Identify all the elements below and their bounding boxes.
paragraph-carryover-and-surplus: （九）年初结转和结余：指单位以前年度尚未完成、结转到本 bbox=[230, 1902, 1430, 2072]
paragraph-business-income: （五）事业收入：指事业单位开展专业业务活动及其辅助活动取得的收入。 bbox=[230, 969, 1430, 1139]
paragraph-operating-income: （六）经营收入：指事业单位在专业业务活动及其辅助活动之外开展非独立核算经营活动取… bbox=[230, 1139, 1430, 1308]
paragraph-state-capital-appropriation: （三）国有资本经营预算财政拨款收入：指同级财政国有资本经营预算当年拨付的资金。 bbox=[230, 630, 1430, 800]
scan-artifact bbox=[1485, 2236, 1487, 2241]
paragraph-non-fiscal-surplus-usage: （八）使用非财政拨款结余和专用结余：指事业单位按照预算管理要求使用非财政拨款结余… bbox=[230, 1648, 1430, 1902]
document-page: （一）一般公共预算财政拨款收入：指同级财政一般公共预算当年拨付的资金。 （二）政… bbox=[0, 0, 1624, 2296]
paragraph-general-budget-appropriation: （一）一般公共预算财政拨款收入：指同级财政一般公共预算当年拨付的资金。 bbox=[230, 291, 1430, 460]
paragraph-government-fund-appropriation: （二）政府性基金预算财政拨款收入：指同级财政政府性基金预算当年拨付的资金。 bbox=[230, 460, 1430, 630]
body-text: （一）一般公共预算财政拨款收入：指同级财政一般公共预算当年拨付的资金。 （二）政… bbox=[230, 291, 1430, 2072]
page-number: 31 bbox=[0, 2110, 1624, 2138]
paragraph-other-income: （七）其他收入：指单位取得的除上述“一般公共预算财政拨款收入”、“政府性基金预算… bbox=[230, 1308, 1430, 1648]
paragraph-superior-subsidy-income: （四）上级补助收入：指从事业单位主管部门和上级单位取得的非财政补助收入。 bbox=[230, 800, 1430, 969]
——
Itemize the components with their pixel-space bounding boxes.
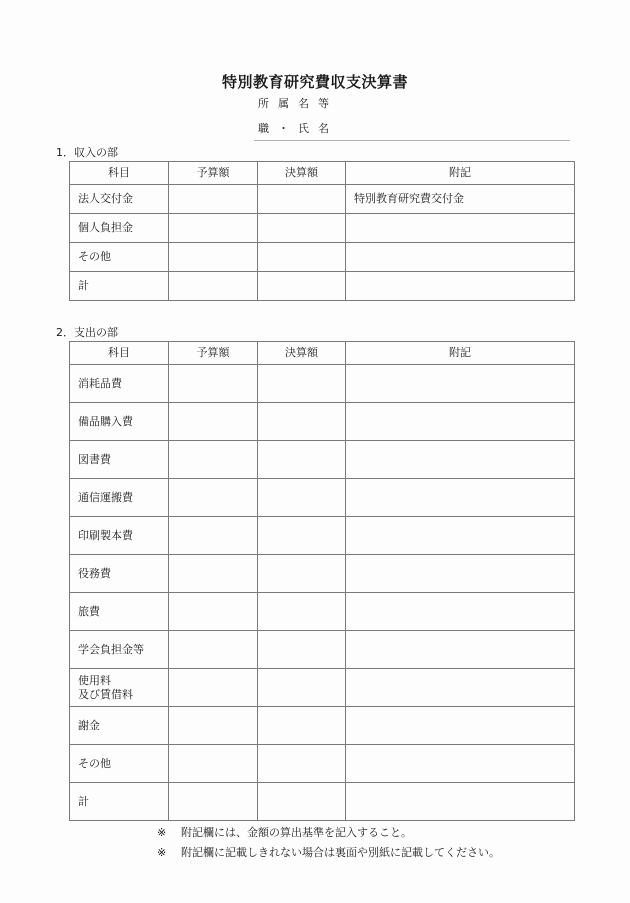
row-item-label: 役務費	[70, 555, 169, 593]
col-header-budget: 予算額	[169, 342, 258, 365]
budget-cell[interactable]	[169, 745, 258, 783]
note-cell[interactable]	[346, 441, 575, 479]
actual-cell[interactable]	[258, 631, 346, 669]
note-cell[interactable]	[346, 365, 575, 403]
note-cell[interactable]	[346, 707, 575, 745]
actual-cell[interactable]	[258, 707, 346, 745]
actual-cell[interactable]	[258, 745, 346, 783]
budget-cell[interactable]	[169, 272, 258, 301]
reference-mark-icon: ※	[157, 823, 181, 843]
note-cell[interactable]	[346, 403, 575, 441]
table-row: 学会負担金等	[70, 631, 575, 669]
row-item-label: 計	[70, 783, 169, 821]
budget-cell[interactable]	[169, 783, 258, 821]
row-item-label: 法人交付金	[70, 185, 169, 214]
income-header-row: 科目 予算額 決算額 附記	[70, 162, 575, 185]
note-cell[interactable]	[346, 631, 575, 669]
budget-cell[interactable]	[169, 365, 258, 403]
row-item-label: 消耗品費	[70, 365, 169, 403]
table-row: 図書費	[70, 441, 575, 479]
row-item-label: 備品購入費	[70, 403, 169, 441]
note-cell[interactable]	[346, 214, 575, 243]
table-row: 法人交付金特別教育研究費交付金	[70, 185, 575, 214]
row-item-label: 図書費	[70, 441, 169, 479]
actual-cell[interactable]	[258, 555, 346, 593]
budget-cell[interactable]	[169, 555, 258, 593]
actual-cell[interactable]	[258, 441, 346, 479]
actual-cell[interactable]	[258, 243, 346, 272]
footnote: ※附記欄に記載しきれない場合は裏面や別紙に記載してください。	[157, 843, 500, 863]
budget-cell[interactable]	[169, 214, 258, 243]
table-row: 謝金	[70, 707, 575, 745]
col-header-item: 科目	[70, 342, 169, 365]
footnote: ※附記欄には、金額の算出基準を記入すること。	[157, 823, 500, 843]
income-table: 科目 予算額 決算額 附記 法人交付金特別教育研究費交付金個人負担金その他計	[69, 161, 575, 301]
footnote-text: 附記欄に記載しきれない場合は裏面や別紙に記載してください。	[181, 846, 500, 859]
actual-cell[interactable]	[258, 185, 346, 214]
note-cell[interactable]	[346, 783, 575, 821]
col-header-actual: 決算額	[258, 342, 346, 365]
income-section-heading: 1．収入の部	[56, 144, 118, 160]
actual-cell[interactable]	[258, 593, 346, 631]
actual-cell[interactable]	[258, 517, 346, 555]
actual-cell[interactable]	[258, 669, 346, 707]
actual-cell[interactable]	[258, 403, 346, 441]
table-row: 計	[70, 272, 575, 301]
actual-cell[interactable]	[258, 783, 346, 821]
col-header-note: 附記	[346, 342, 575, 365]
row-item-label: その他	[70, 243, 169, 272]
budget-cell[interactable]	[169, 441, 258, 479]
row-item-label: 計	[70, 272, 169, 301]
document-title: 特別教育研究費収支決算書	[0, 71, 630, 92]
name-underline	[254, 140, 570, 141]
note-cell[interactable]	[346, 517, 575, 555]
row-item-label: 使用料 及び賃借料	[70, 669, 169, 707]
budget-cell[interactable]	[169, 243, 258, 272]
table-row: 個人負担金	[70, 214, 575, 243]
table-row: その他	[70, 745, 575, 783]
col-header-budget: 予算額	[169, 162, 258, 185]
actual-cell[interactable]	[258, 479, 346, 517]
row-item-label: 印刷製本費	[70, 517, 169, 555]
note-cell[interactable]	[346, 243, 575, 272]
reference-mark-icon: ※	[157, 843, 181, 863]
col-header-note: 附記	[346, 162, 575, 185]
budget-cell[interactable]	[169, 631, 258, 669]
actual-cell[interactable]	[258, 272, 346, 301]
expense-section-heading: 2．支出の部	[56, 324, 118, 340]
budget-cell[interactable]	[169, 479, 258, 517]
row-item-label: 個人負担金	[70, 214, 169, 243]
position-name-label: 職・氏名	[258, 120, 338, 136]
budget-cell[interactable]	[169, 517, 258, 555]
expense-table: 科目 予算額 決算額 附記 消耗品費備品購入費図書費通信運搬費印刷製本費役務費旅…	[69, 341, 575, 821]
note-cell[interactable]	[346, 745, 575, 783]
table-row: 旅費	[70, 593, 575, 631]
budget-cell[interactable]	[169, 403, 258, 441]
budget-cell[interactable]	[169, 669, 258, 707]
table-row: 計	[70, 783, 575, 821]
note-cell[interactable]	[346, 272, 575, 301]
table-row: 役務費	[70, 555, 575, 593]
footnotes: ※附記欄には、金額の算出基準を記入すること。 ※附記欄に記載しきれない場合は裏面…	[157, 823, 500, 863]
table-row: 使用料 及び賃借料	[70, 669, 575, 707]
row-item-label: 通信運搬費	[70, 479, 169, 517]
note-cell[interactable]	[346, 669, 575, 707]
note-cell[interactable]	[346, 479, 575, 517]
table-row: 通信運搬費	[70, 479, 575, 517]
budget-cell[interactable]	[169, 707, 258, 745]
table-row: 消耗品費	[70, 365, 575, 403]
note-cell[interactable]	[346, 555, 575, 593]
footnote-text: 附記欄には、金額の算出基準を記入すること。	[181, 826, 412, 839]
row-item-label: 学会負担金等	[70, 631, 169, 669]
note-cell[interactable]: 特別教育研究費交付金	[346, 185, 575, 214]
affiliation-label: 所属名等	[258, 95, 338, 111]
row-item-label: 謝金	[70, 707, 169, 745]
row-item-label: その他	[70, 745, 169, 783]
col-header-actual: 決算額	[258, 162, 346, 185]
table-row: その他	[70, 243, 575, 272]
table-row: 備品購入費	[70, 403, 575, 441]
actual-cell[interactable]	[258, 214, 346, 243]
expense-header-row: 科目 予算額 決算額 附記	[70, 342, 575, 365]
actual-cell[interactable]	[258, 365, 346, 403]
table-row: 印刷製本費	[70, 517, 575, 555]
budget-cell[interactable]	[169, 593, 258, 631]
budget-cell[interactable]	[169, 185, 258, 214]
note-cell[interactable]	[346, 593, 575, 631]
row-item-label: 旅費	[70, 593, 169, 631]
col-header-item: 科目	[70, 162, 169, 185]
——
**Set task**
Copy out the records from the line with "Identify all the" up to and including the line with "1139, 1430, 1308]", keeping every character the same.

**Answer to the problem**
Identify all the elements below and their bounding boxes.
paragraph-carryover-and-surplus: （九）年初结转和结余：指单位以前年度尚未完成、结转到本 bbox=[230, 1902, 1430, 2072]
paragraph-business-income: （五）事业收入：指事业单位开展专业业务活动及其辅助活动取得的收入。 bbox=[230, 969, 1430, 1139]
paragraph-operating-income: （六）经营收入：指事业单位在专业业务活动及其辅助活动之外开展非独立核算经营活动取… bbox=[230, 1139, 1430, 1308]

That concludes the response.